## Task details
Leaving out the pictures, retype all the material exactly.

(Figure contents as structured data)
----------------
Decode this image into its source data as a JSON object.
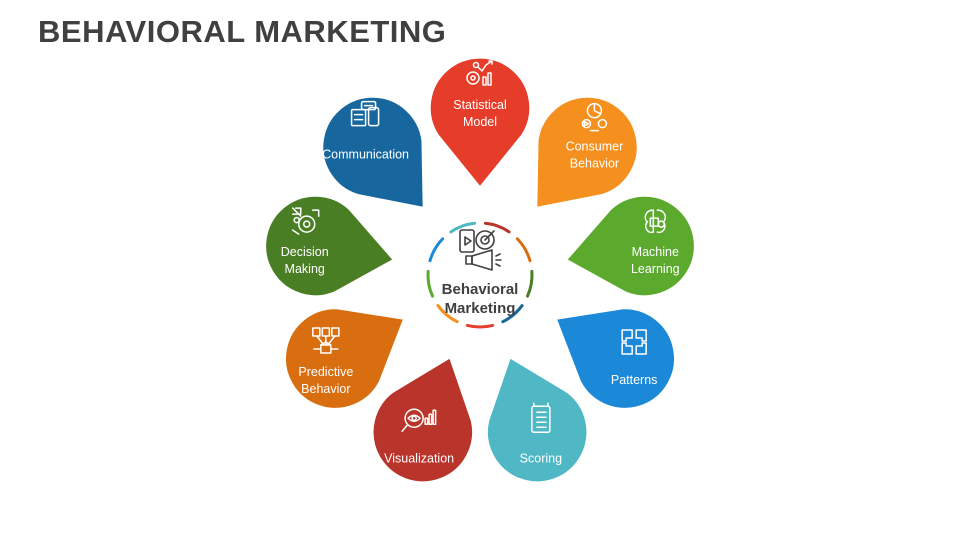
{
  "title": "BEHAVIORAL MARKETING",
  "center": {
    "line1": "Behavioral",
    "line2": "Marketing",
    "icon": "marketing-megaphone-icon"
  },
  "petals": [
    {
      "id": "statistical-model",
      "line1": "Statistical",
      "line2": "Model",
      "color": "#E63D2A",
      "icon": "statistics-chart-icon"
    },
    {
      "id": "consumer-behavior",
      "line1": "Consumer",
      "line2": "Behavior",
      "color": "#F5901E",
      "icon": "consumer-analysis-icon"
    },
    {
      "id": "machine-learning",
      "line1": "Machine",
      "line2": "Learning",
      "color": "#5BAA2E",
      "icon": "brain-chip-icon"
    },
    {
      "id": "patterns",
      "line1": "Patterns",
      "line2": "",
      "color": "#1B88D8",
      "icon": "pattern-icon"
    },
    {
      "id": "scoring",
      "line1": "Scoring",
      "line2": "",
      "color": "#4FB8C4",
      "icon": "scoring-list-icon"
    },
    {
      "id": "visualization",
      "line1": "Visualization",
      "line2": "",
      "color": "#B9342A",
      "icon": "visualization-eye-icon"
    },
    {
      "id": "predictive-behavior",
      "line1": "Predictive",
      "line2": "Behavior",
      "color": "#D96E10",
      "icon": "prediction-network-icon"
    },
    {
      "id": "decision-making",
      "line1": "Decision",
      "line2": "Making",
      "color": "#4A7E25",
      "icon": "decision-arrows-icon"
    },
    {
      "id": "communication",
      "line1": "Communication",
      "line2": "",
      "color": "#17679E",
      "icon": "communication-devices-icon"
    }
  ]
}
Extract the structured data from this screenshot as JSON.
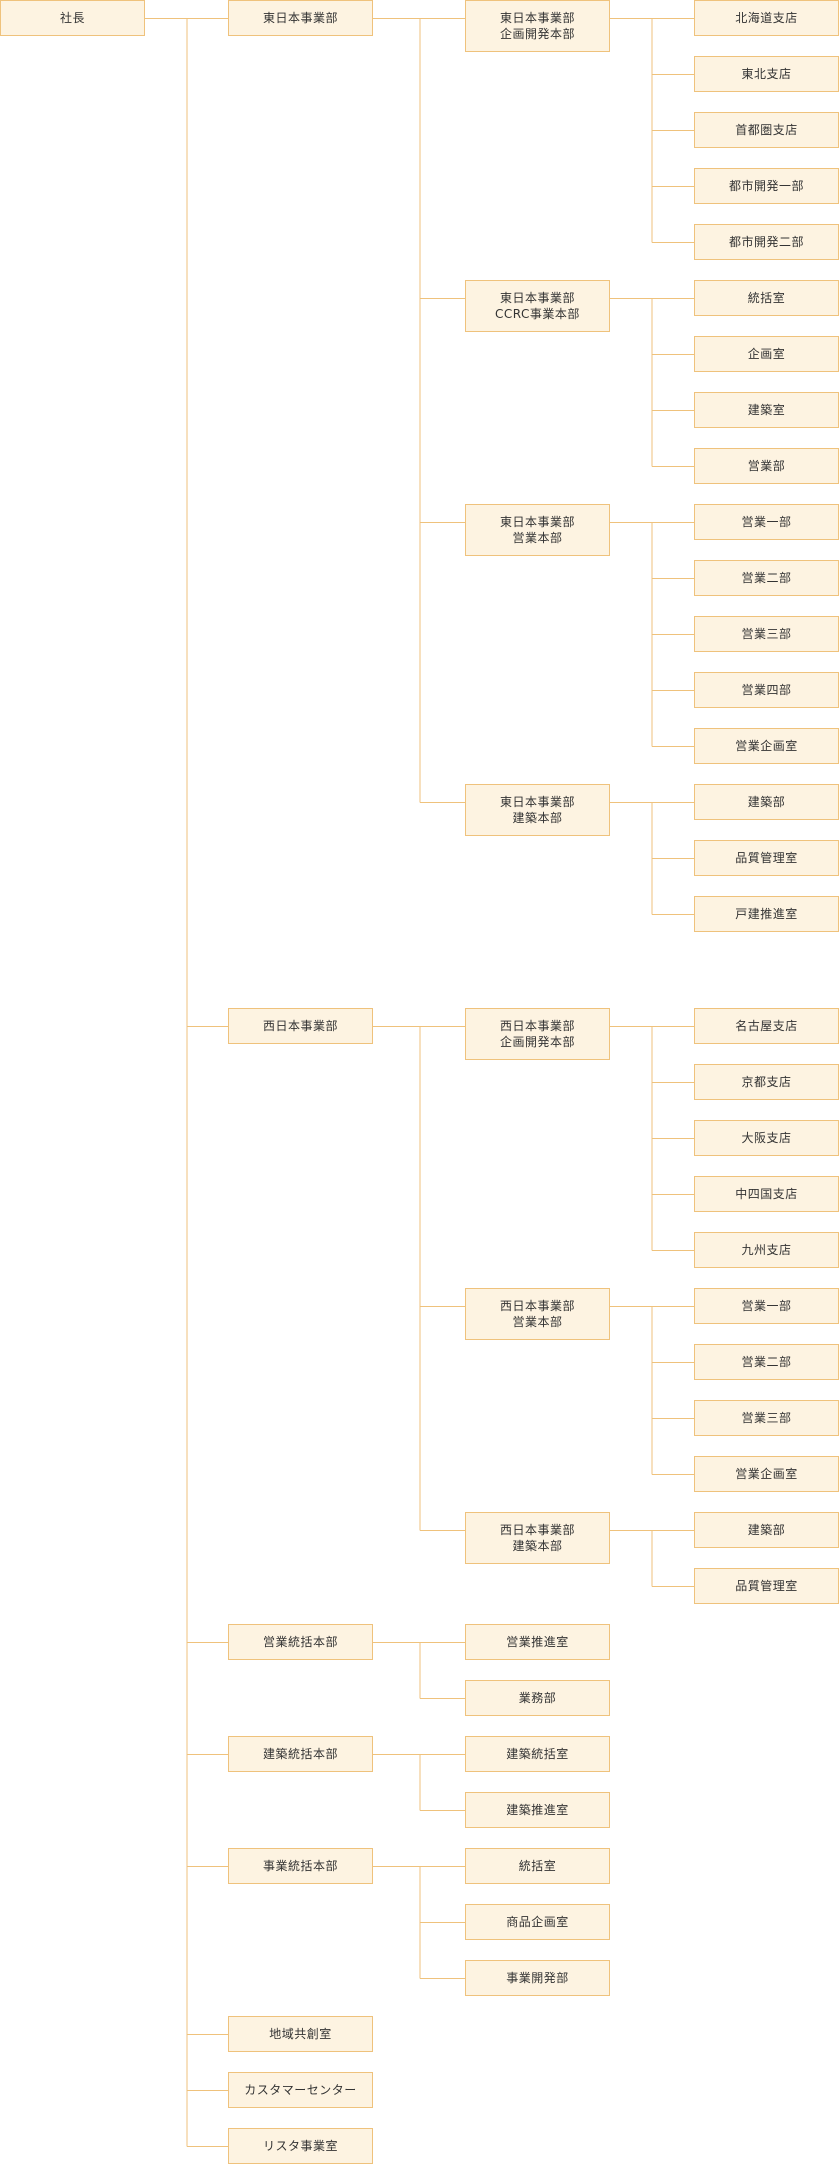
{
  "colors": {
    "box_fill": "#fdf3e1",
    "box_border": "#efc27c",
    "line": "#efc27c",
    "text": "#333333"
  },
  "org": {
    "label": "社長",
    "children": [
      {
        "label": "東日本事業部",
        "children": [
          {
            "label": "東日本事業部\n企画開発本部",
            "children": [
              {
                "label": "北海道支店"
              },
              {
                "label": "東北支店"
              },
              {
                "label": "首都圏支店"
              },
              {
                "label": "都市開発一部"
              },
              {
                "label": "都市開発二部"
              }
            ]
          },
          {
            "label": "東日本事業部\nCCRC事業本部",
            "children": [
              {
                "label": "統括室"
              },
              {
                "label": "企画室"
              },
              {
                "label": "建築室"
              },
              {
                "label": "営業部"
              }
            ]
          },
          {
            "label": "東日本事業部\n営業本部",
            "children": [
              {
                "label": "営業一部"
              },
              {
                "label": "営業二部"
              },
              {
                "label": "営業三部"
              },
              {
                "label": "営業四部"
              },
              {
                "label": "営業企画室"
              }
            ]
          },
          {
            "label": "東日本事業部\n建築本部",
            "children": [
              {
                "label": "建築部"
              },
              {
                "label": "品質管理室"
              },
              {
                "label": "戸建推進室"
              }
            ]
          }
        ]
      },
      {
        "label": "西日本事業部",
        "children": [
          {
            "label": "西日本事業部\n企画開発本部",
            "children": [
              {
                "label": "名古屋支店"
              },
              {
                "label": "京都支店"
              },
              {
                "label": "大阪支店"
              },
              {
                "label": "中四国支店"
              },
              {
                "label": "九州支店"
              }
            ]
          },
          {
            "label": "西日本事業部\n営業本部",
            "children": [
              {
                "label": "営業一部"
              },
              {
                "label": "営業二部"
              },
              {
                "label": "営業三部"
              },
              {
                "label": "営業企画室"
              }
            ]
          },
          {
            "label": "西日本事業部\n建築本部",
            "children": [
              {
                "label": "建築部"
              },
              {
                "label": "品質管理室"
              }
            ]
          }
        ]
      },
      {
        "label": "営業統括本部",
        "children": [
          {
            "label": "営業推進室"
          },
          {
            "label": "業務部"
          }
        ]
      },
      {
        "label": "建築統括本部",
        "children": [
          {
            "label": "建築統括室"
          },
          {
            "label": "建築推進室"
          }
        ]
      },
      {
        "label": "事業統括本部",
        "children": [
          {
            "label": "統括室"
          },
          {
            "label": "商品企画室"
          },
          {
            "label": "事業開発部"
          }
        ]
      },
      {
        "label": "地域共創室"
      },
      {
        "label": "カスタマーセンター"
      },
      {
        "label": "リスタ事業室"
      }
    ]
  }
}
----------------
## Task output
Decode this image into its source data as a JSON object.
{
  "title": "BEHAVIORAL MARKETING",
  "center": {
    "line1": "Behavioral",
    "line2": "Marketing",
    "icon": "marketing-megaphone-icon"
  },
  "petals": [
    {
      "id": "statistical-model",
      "line1": "Statistical",
      "line2": "Model",
      "color": "#E63D2A",
      "icon": "statistics-chart-icon"
    },
    {
      "id": "consumer-behavior",
      "line1": "Consumer",
      "line2": "Behavior",
      "color": "#F5901E",
      "icon": "consumer-analysis-icon"
    },
    {
      "id": "machine-learning",
      "line1": "Machine",
      "line2": "Learning",
      "color": "#5BAA2E",
      "icon": "brain-chip-icon"
    },
    {
      "id": "patterns",
      "line1": "Patterns",
      "line2": "",
      "color": "#1B88D8",
      "icon": "pattern-icon"
    },
    {
      "id": "scoring",
      "line1": "Scoring",
      "line2": "",
      "color": "#4FB8C4",
      "icon": "scoring-list-icon"
    },
    {
      "id": "visualization",
      "line1": "Visualization",
      "line2": "",
      "color": "#B9342A",
      "icon": "visualization-eye-icon"
    },
    {
      "id": "predictive-behavior",
      "line1": "Predictive",
      "line2": "Behavior",
      "color": "#D96E10",
      "icon": "prediction-network-icon"
    },
    {
      "id": "decision-making",
      "line1": "Decision",
      "line2": "Making",
      "color": "#4A7E25",
      "icon": "decision-arrows-icon"
    },
    {
      "id": "communication",
      "line1": "Communication",
      "line2": "",
      "color": "#17679E",
      "icon": "communication-devices-icon"
    }
  ]
}
Extract the structured data from this screenshot as JSON.
{
  "colors": {
    "box_fill": "#fdf3e1",
    "box_border": "#efc27c",
    "line": "#efc27c",
    "text": "#333333"
  },
  "org": {
    "label": "社長",
    "children": [
      {
        "label": "東日本事業部",
        "children": [
          {
            "label": "東日本事業部\n企画開発本部",
            "children": [
              {
                "label": "北海道支店"
              },
              {
                "label": "東北支店"
              },
              {
                "label": "首都圏支店"
              },
              {
                "label": "都市開発一部"
              },
              {
                "label": "都市開発二部"
              }
            ]
          },
          {
            "label": "東日本事業部\nCCRC事業本部",
            "children": [
              {
                "label": "統括室"
              },
              {
                "label": "企画室"
              },
              {
                "label": "建築室"
              },
              {
                "label": "営業部"
              }
            ]
          },
          {
            "label": "東日本事業部\n営業本部",
            "children": [
              {
                "label": "営業一部"
              },
              {
                "label": "営業二部"
              },
              {
                "label": "営業三部"
              },
              {
                "label": "営業四部"
              },
              {
                "label": "営業企画室"
              }
            ]
          },
          {
            "label": "東日本事業部\n建築本部",
            "children": [
              {
                "label": "建築部"
              },
              {
                "label": "品質管理室"
              },
              {
                "label": "戸建推進室"
              }
            ]
          }
        ]
      },
      {
        "label": "西日本事業部",
        "children": [
          {
            "label": "西日本事業部\n企画開発本部",
            "children": [
              {
                "label": "名古屋支店"
              },
              {
                "label": "京都支店"
              },
              {
                "label": "大阪支店"
              },
              {
                "label": "中四国支店"
              },
              {
                "label": "九州支店"
              }
            ]
          },
          {
            "label": "西日本事業部\n営業本部",
            "children": [
              {
                "label": "営業一部"
              },
              {
                "label": "営業二部"
              },
              {
                "label": "営業三部"
              },
              {
                "label": "営業企画室"
              }
            ]
          },
          {
            "label": "西日本事業部\n建築本部",
            "children": [
              {
                "label": "建築部"
              },
              {
                "label": "品質管理室"
              }
            ]
          }
        ]
      },
      {
        "label": "営業統括本部",
        "children": [
          {
            "label": "営業推進室"
          },
          {
            "label": "業務部"
          }
        ]
      },
      {
        "label": "建築統括本部",
        "children": [
          {
            "label": "建築統括室"
          },
          {
            "label": "建築推進室"
          }
        ]
      },
      {
        "label": "事業統括本部",
        "children": [
          {
            "label": "統括室"
          },
          {
            "label": "商品企画室"
          },
          {
            "label": "事業開発部"
          }
        ]
      },
      {
        "label": "地域共創室"
      },
      {
        "label": "カスタマーセンター"
      },
      {
        "label": "リスタ事業室"
      }
    ]
  }
}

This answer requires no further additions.